■ **Do this**: Copy out all lines with the word "content" in them.
· · ·
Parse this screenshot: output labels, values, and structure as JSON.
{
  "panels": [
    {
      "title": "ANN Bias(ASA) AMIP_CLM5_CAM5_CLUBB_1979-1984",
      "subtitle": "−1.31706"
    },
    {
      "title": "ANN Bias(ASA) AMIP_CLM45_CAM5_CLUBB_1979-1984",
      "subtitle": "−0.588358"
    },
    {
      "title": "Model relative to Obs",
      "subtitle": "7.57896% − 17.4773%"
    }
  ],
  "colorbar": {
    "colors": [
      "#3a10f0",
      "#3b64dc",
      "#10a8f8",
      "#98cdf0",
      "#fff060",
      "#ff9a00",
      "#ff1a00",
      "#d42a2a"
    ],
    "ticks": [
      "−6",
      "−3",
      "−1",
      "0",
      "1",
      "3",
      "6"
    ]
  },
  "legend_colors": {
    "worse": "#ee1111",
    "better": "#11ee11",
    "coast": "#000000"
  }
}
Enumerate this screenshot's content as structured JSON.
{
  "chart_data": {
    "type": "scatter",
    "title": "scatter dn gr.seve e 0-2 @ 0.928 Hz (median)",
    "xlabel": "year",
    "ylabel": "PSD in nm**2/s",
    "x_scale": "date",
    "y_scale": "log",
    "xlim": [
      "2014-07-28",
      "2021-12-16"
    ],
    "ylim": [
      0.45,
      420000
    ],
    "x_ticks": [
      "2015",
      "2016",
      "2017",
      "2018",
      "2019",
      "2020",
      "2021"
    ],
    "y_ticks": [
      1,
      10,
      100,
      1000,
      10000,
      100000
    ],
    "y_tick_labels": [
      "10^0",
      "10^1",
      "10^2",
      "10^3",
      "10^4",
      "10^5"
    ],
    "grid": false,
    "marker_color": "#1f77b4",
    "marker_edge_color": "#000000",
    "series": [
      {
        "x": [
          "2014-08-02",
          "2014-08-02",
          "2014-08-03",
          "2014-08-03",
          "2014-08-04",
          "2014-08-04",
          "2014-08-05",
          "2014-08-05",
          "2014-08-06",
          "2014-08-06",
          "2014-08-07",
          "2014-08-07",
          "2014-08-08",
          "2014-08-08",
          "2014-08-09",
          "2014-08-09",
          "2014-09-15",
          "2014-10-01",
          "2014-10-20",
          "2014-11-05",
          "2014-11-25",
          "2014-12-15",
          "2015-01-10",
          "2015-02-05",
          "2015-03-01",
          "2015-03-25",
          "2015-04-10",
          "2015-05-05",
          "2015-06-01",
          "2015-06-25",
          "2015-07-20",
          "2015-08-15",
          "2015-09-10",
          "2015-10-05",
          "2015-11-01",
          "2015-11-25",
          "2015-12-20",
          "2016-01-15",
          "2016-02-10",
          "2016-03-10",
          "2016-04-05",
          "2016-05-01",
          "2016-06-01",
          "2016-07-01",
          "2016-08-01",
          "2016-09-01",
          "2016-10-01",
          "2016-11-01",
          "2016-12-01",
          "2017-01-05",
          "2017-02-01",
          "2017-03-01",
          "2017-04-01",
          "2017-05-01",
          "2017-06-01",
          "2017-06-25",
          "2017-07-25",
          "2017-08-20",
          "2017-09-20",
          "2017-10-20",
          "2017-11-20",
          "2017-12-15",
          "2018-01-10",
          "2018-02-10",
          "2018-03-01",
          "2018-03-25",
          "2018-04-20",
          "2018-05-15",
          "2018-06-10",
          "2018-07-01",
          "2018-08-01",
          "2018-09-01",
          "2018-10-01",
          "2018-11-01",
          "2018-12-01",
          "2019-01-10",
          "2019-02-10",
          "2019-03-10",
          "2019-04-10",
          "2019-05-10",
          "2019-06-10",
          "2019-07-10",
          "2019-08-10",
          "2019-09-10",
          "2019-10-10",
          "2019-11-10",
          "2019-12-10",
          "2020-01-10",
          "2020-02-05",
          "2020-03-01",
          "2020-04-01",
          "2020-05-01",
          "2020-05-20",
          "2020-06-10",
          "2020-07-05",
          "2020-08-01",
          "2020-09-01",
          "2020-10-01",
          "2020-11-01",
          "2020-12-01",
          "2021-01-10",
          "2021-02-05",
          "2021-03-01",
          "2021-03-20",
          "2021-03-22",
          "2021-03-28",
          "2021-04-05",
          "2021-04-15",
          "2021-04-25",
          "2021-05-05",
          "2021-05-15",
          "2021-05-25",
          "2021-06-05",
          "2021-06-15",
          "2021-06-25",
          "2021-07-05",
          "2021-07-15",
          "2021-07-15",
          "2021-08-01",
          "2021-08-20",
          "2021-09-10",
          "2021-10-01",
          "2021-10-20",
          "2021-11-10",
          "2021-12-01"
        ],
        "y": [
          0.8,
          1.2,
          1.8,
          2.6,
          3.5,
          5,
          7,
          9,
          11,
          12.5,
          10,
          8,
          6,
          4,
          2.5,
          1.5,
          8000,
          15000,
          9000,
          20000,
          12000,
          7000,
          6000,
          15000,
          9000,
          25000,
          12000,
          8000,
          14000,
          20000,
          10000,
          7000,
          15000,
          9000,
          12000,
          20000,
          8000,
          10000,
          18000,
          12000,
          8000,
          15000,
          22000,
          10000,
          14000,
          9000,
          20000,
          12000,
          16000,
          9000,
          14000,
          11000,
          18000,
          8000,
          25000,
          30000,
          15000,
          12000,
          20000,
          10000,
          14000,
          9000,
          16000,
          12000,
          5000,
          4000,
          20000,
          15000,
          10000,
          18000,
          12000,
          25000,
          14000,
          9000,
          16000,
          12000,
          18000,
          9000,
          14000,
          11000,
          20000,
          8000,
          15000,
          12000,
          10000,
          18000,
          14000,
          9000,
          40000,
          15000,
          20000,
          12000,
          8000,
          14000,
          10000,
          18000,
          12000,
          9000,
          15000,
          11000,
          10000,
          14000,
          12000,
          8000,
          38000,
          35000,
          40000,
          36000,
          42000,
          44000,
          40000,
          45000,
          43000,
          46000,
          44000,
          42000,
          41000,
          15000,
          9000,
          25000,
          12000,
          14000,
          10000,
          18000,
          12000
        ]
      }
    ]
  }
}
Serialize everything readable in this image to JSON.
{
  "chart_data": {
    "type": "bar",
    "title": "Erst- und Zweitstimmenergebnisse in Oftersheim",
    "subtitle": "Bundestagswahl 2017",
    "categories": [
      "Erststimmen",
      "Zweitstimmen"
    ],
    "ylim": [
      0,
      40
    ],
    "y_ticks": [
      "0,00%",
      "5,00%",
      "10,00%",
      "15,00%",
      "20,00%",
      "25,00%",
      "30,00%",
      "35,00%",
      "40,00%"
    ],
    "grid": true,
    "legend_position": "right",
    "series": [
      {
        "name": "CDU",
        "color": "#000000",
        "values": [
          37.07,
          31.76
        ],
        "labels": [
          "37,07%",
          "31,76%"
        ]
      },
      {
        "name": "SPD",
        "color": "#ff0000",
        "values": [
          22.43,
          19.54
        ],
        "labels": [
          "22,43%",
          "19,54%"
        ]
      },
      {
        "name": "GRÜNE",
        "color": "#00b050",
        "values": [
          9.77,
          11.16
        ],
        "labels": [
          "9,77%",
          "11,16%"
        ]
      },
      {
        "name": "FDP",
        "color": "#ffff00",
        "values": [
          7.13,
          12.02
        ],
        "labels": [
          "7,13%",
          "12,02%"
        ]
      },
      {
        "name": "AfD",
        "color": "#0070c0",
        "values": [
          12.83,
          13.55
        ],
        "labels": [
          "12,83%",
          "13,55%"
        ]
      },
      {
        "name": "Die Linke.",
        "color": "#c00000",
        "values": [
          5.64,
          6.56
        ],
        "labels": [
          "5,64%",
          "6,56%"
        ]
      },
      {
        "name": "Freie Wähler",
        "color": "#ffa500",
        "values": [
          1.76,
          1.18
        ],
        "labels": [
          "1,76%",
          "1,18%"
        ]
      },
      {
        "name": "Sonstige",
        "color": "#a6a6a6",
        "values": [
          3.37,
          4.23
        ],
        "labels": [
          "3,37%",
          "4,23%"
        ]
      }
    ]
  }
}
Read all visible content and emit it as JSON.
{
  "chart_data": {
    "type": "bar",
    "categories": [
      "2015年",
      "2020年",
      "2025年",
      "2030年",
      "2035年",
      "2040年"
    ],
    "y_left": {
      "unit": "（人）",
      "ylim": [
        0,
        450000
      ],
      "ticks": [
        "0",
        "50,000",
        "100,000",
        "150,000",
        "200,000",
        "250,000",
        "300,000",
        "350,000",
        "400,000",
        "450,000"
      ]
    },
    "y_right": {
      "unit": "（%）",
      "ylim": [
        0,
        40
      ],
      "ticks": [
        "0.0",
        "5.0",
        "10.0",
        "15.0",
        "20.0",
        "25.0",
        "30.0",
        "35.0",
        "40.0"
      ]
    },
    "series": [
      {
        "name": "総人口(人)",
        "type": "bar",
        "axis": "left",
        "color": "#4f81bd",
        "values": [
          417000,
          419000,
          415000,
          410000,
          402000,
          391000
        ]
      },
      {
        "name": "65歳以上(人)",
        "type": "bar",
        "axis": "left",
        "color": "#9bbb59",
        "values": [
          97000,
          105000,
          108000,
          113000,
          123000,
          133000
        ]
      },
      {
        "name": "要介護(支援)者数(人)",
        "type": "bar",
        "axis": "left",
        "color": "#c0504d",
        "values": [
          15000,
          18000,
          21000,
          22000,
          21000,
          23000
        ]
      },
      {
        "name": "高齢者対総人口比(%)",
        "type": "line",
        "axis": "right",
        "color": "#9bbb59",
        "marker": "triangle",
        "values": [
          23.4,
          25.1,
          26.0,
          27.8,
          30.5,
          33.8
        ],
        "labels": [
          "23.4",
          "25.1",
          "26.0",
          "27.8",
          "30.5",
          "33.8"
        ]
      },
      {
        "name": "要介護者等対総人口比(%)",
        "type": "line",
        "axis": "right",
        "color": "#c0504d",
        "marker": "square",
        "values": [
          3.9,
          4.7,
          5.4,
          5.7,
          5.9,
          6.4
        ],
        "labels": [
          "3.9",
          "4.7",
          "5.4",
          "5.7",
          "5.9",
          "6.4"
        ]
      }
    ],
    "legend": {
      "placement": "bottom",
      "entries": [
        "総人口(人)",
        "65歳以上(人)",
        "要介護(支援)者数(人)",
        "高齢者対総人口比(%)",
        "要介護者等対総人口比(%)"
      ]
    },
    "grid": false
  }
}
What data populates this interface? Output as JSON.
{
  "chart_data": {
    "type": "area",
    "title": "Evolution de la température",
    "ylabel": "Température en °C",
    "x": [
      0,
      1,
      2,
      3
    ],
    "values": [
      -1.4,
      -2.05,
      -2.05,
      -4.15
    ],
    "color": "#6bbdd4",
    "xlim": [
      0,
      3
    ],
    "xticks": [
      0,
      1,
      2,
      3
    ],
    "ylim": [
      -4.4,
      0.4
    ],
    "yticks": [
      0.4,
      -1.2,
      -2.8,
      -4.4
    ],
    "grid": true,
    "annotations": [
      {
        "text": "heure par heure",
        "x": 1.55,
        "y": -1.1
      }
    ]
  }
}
· · ·
■ **Reply**:
Enumerate this screenshot's content as structured JSON.
Read all visible content and emit it as JSON.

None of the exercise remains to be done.